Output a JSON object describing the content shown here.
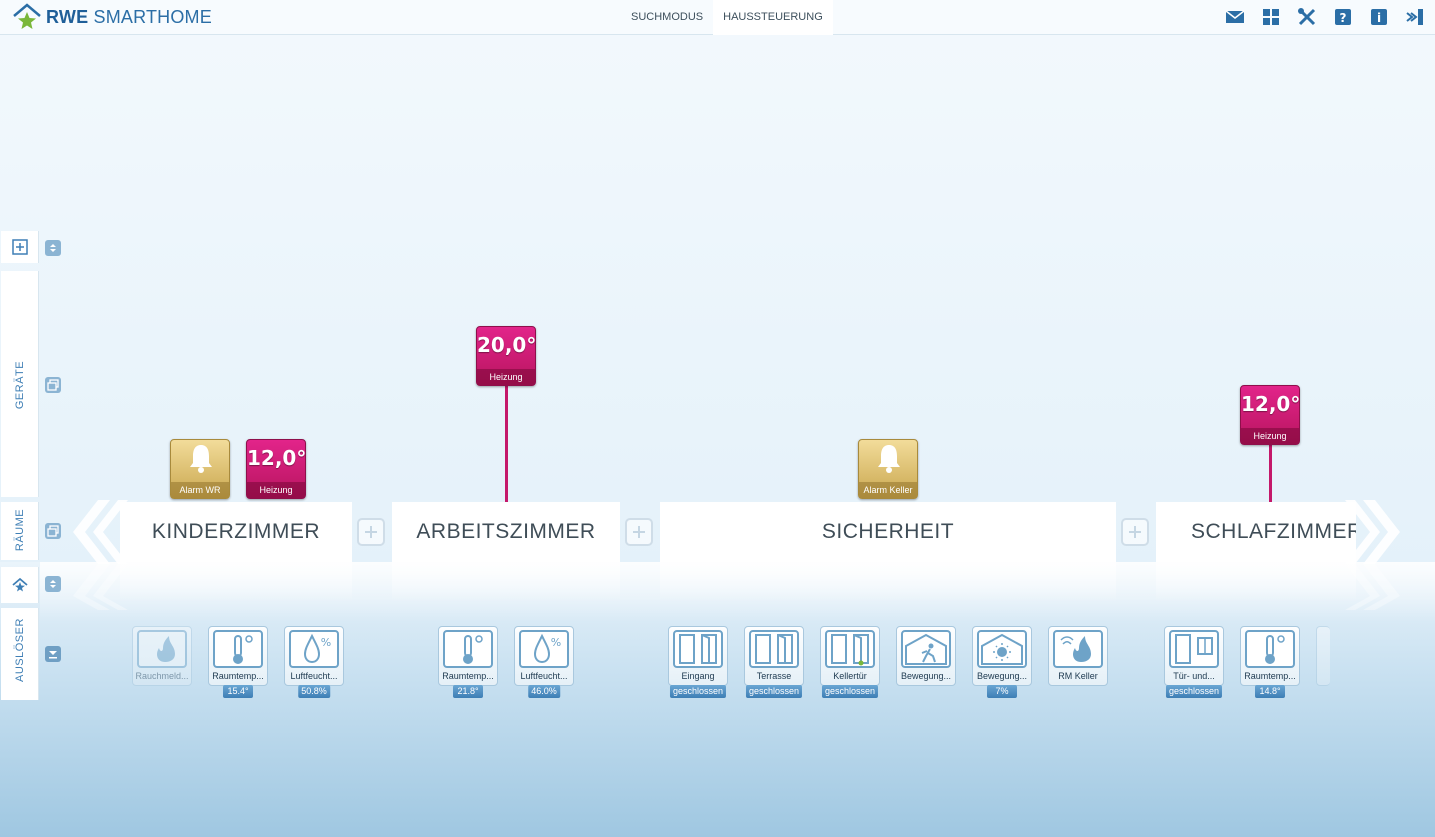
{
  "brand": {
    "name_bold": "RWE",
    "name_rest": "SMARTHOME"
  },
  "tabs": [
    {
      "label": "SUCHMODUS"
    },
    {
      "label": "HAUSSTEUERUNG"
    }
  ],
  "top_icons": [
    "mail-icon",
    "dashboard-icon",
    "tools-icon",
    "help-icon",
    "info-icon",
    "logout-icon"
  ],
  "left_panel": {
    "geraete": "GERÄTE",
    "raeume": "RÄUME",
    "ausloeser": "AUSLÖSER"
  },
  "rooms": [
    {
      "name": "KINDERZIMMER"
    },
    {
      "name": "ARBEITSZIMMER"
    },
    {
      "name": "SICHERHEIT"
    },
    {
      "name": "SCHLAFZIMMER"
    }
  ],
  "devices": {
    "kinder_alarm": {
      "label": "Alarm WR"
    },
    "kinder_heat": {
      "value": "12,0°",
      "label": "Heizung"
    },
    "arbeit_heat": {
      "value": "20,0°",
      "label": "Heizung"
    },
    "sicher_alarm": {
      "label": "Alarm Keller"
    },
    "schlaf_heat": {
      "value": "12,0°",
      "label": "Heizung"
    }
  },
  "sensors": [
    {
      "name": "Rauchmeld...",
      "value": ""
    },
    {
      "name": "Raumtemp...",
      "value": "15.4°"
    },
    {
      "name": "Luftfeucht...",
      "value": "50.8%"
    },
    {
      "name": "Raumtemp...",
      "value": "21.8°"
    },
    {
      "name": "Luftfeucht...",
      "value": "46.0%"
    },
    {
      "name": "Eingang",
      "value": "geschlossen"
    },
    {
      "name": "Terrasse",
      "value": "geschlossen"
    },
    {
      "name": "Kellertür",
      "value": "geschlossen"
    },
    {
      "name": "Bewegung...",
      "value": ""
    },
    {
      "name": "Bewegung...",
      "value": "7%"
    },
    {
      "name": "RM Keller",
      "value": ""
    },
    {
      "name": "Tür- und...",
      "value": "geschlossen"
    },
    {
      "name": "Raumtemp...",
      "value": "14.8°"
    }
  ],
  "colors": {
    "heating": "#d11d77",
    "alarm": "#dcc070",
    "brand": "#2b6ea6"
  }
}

-----

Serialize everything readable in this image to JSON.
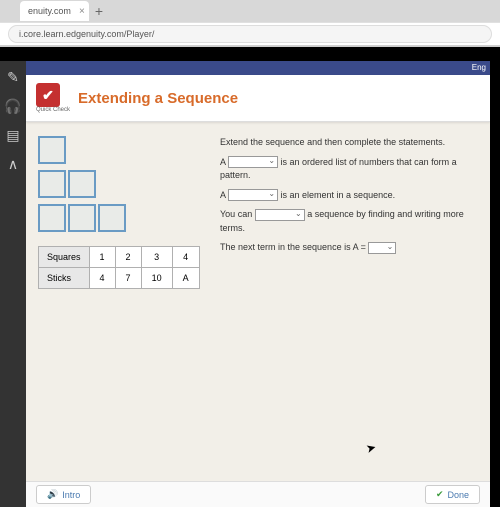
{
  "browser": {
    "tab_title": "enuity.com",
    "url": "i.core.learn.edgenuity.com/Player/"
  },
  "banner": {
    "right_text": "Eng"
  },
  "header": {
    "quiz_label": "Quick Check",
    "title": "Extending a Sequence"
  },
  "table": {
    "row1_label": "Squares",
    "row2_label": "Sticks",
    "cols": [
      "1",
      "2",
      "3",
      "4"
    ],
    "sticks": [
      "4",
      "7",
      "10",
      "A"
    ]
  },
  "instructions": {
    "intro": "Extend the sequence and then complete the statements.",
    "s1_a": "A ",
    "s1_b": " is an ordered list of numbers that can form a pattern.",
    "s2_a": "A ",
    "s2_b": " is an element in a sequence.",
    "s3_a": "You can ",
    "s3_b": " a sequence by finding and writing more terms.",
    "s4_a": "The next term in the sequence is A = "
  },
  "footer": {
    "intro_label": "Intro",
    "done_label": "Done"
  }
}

-----

Select every line where the word "JSON" occurs.

Output a JSON object describing the content shown here.
Serialize everything readable in this image to JSON.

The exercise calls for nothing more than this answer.